TASK TO CARRY OUT:
Without the images, write out all of the following entries exactly.

Collected data entries
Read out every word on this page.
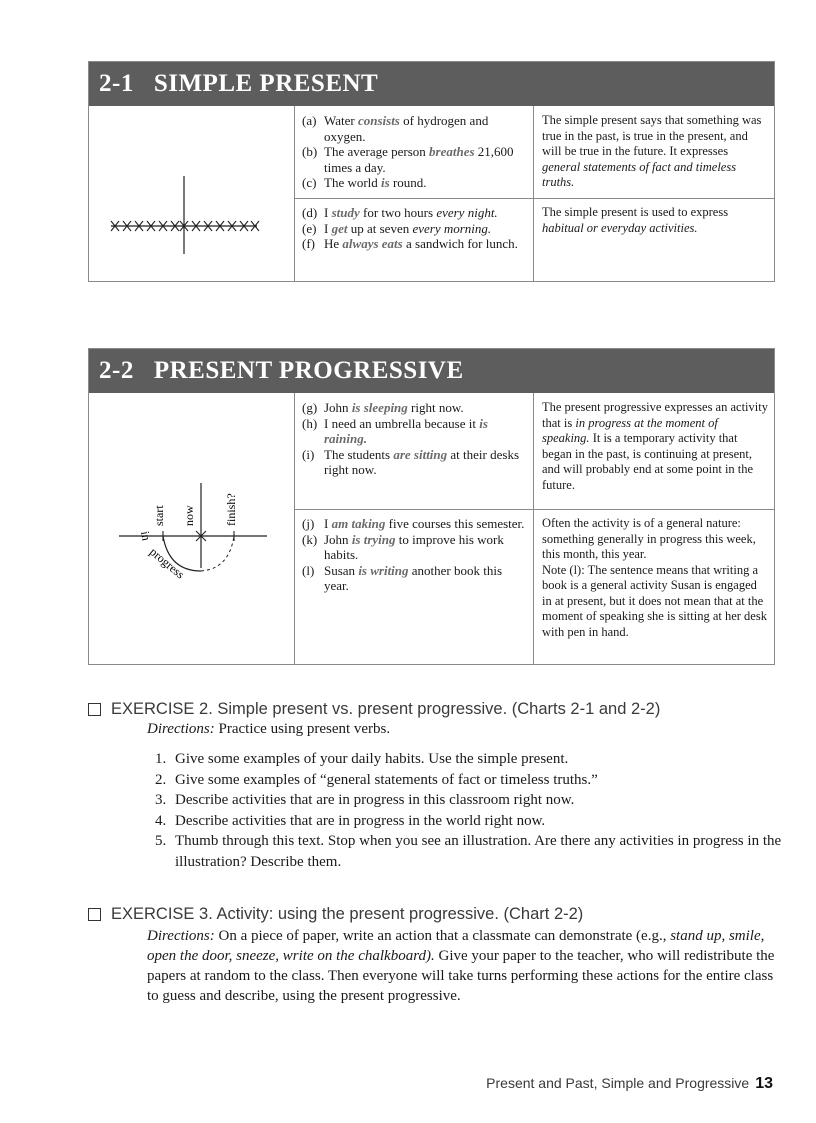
2-1 SIMPLE PRESENT
(a) Water consists of hydrogen and oxygen.
(b) The average person breathes 21,600 times a day.
(c) The world is round.
(d) I study for two hours every night.
(e) I get up at seven every morning.
(f) He always eats a sandwich for lunch.
The simple present says that something was true in the past, is true in the present, and will be true in the future. It expresses general statements of fact and timeless truths.
The simple present is used to express habitual or everyday activities.
2-2 PRESENT PROGRESSIVE
start now finish?
in
progress
(g) John is sleeping right now.
(h) I need an umbrella because it is raining.
(i) The students are sitting at their desks right now.
(j) I am taking five courses this semester.
(k) John is trying to improve his work habits.
(l) Susan is writing another book this year.
The present progressive expresses an activity that is in progress at the moment of speaking. It is a temporary activity that began in the past, is continuing at present, and will probably end at some point in the future.
Often the activity is of a general nature: something generally in progress this week, this month, this year.
Note (l): The sentence means that writing a book is a general activity Susan is engaged in at present, but it does not mean that at the moment of speaking she is sitting at her desk with pen in hand.
EXERCISE 2. Simple present vs. present progressive. (Charts 2-1 and 2-2)
Directions: Practice using present verbs.
1. Give some examples of your daily habits. Use the simple present.
2. Give some examples of “general statements of fact or timeless truths.”
3. Describe activities that are in progress in this classroom right now.
4. Describe activities that are in progress in the world right now.
5. Thumb through this text. Stop when you see an illustration. Are there any activities in progress in the illustration? Describe them.
EXERCISE 3. Activity: using the present progressive. (Chart 2-2)
Directions: On a piece of paper, write an action that a classmate can demonstrate (e.g., stand up, smile, open the door, sneeze, write on the chalkboard). Give your paper to the teacher, who will redistribute the papers at random to the class. Then everyone will take turns performing these actions for the entire class to guess and describe, using the present progressive.
Present and Past, Simple and Progressive 13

OUTPUT FOR THIS EXERCISE:
Read out every word on this page.
2-1 SIMPLE PRESENT
(a) Water consists of hydrogen and oxygen.
(b) The average person breathes 21,600 times a day.
(c) The world is round.
(d) I study for two hours every night.
(e) I get up at seven every morning.
(f) He always eats a sandwich for lunch.
The simple present says that something was true in the past, is true in the present, and will be true in the future. It expresses general statements of fact and timeless truths.
The simple present is used to express habitual or everyday activities.
2-2 PRESENT PROGRESSIVE
start now finish?
in
progress
(g) John is sleeping right now.
(h) I need an umbrella because it is raining.
(i) The students are sitting at their desks right now.
(j) I am taking five courses this semester.
(k) John is trying to improve his work habits.
(l) Susan is writing another book this year.
The present progressive expresses an activity that is in progress at the moment of speaking. It is a temporary activity that began in the past, is continuing at present, and will probably end at some point in the future.
Often the activity is of a general nature: something generally in progress this week, this month, this year.
Note (l): The sentence means that writing a book is a general activity Susan is engaged in at present, but it does not mean that at the moment of speaking she is sitting at her desk with pen in hand.
EXERCISE 2. Simple present vs. present progressive. (Charts 2-1 and 2-2)
Directions: Practice using present verbs.
1. Give some examples of your daily habits. Use the simple present.
2. Give some examples of “general statements of fact or timeless truths.”
3. Describe activities that are in progress in this classroom right now.
4. Describe activities that are in progress in the world right now.
5. Thumb through this text. Stop when you see an illustration. Are there any activities in progress in the illustration? Describe them.
EXERCISE 3. Activity: using the present progressive. (Chart 2-2)
Directions: On a piece of paper, write an action that a classmate can demonstrate (e.g., stand up, smile, open the door, sneeze, write on the chalkboard). Give your paper to the teacher, who will redistribute the papers at random to the class. Then everyone will take turns performing these actions for the entire class to guess and describe, using the present progressive.
Present and Past, Simple and Progressive 13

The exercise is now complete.